Supplied text:
[Begin]

# what do you think?



## EnglishGirl144 (Nov 16, 2011)

Hes a 4 year old tb still on the track. I'm looking to buy something i can jump and do dressage with. his registered name is Perfect quatorze. :lol:


----------



## EnglishGirl144 (Nov 16, 2011)

anybody?.....


----------



## OwnedByAlli (Nov 8, 2011)

he looks over at the knee and tucked up behind but of course this could be due to bad photographing. If you are seriously considering showjumping it is improtant not to have a horse over at the knee as it puts more stress on joints and over at the knee horses are more likely to buck after jumps too.

Typical tbish neck - long i mean - & body meaning shortening could be difficult for him but every tb is like that lol I bet he'll love extending though 

May be a good jumper however because he has a fairly pointy croup but check out his knees and ask why he is coming off the track as he could have had a problem jumping on the track which would be a bit dasapointing if you want to sj him 

Love his dapply butt!!! XD


----------



## bubba13 (Jan 6, 2007)

Have any photos of him standing square, and not underneath himself? The stance could be a fluke, or it could be a sign of a soundness/conformation problem. I don't see buck knees. I do see a finer-boned horse than ideal. I'm not wild about his pasterns, but other than that he's built quite nicely.


----------



## EnglishGirl144 (Nov 16, 2011)

sorry I'll ask for more pictures. I can post racing pictures and winner circle pictures


----------



## EnglishGirl144 (Nov 16, 2011)

08-30-11 10 Perfect Quatorze COMP.jpg | EQUI-PHOTO /Bill Denver

04-17-11 09 Perfect Quatorze COMP.jpg | EQUI-PHOTO /Bill Denver


----------



## tinyliny (Oct 31, 2009)

He is not over at the knee, IMO. But, pasterns are pretty long. However, they are in porportion to his also very long and somewhat lightly boned legs. He has a really nice shoulder, good ratio of neck to back and a lovely head. Only his long leg/light bone would concern me a wee bit. .


----------



## blue eyed pony (Jun 20, 2011)

[End]

Continue the forum thread about the racehorse's conformation from the point where it stops.

Supplied material:

[Begin]

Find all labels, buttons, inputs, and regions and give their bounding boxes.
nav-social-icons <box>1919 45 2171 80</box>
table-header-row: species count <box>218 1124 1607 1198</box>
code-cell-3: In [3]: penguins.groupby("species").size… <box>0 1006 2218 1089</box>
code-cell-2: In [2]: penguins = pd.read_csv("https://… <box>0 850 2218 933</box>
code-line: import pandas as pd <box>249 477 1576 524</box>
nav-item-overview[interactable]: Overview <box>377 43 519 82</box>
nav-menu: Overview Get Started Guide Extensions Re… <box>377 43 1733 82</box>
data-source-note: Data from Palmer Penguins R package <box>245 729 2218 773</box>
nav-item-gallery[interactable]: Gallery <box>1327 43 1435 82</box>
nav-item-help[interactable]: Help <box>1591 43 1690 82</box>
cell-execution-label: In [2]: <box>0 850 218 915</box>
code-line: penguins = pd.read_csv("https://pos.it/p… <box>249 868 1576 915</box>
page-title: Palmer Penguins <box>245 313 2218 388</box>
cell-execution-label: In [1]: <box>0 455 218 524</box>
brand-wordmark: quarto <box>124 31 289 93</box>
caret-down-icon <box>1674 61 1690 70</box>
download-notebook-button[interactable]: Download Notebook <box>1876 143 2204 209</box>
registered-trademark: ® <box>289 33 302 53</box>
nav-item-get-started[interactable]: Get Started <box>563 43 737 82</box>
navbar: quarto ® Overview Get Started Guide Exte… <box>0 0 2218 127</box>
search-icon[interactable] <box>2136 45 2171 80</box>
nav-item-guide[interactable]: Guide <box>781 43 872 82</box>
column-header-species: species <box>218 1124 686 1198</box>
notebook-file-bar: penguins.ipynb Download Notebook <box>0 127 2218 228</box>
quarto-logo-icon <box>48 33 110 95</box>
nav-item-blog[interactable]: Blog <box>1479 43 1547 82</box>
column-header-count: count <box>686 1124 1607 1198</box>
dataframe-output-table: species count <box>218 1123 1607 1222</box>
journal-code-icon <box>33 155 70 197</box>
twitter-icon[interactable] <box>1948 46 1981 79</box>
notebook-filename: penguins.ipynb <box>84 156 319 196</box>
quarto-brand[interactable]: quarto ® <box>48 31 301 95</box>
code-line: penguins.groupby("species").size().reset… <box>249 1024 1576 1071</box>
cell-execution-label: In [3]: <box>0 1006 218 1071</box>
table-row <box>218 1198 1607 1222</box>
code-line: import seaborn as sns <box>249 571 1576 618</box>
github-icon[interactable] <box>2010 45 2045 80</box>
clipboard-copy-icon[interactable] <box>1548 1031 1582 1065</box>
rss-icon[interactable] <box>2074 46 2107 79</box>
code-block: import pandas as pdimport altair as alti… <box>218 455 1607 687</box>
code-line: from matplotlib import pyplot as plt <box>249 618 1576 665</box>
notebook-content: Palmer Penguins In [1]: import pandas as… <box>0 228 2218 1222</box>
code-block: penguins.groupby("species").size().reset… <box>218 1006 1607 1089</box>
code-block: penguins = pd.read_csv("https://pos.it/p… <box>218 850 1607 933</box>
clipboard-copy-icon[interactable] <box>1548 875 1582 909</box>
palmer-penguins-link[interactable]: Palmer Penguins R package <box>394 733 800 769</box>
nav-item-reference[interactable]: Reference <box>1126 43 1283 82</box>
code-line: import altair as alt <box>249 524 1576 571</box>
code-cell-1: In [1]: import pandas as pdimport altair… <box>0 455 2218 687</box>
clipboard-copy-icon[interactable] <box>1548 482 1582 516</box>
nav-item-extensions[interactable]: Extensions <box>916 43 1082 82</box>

[End]

Result for this task:
my god those are long cannons! my horse has long cannons too but not a shade on this tb. for a jumping horse keep looking. long cannons are weak and more prone to soundness issues. in a jumping horse the legs need to be darn near perfect.
_Posted via Mobile Device_


----------



## teamfire (May 27, 2011)

I'm only recently starting to understand conformation, so I won't say much.

The only thing that really stuck out to me is how low his point of shoulder is. He looks like he's going to be really hard to get off the forehand.


----------



## bubba13 (Jan 6, 2007)

His cannons are really not all that long. It's an optical illusion due to the length (and subsequent weakness) of his pasterns and the fineness of his bones.


----------



## blue eyed pony (Jun 20, 2011)

Upon viewing the photo on my computer I do agree with you Bubba. was on my phone so couldn't really see much, but that's what stood out to me. I do agree with the person who said they thought he was shoulder heavy, he does look to be built downhill - and no, wither height is NOT how you judge whether a horse is level or not. I'm looking at back shape and the way his whole body feels (to me) like it's going forward and down.

With pasterns like those, and a downhill build, I would still keep looking. Long pasterns are, as Bubba said, an inherent weakness in the leg, and you wouldn't want to do any high-level jumping with this horse. I don't feel that he would be capable of it anyway with the way he is built.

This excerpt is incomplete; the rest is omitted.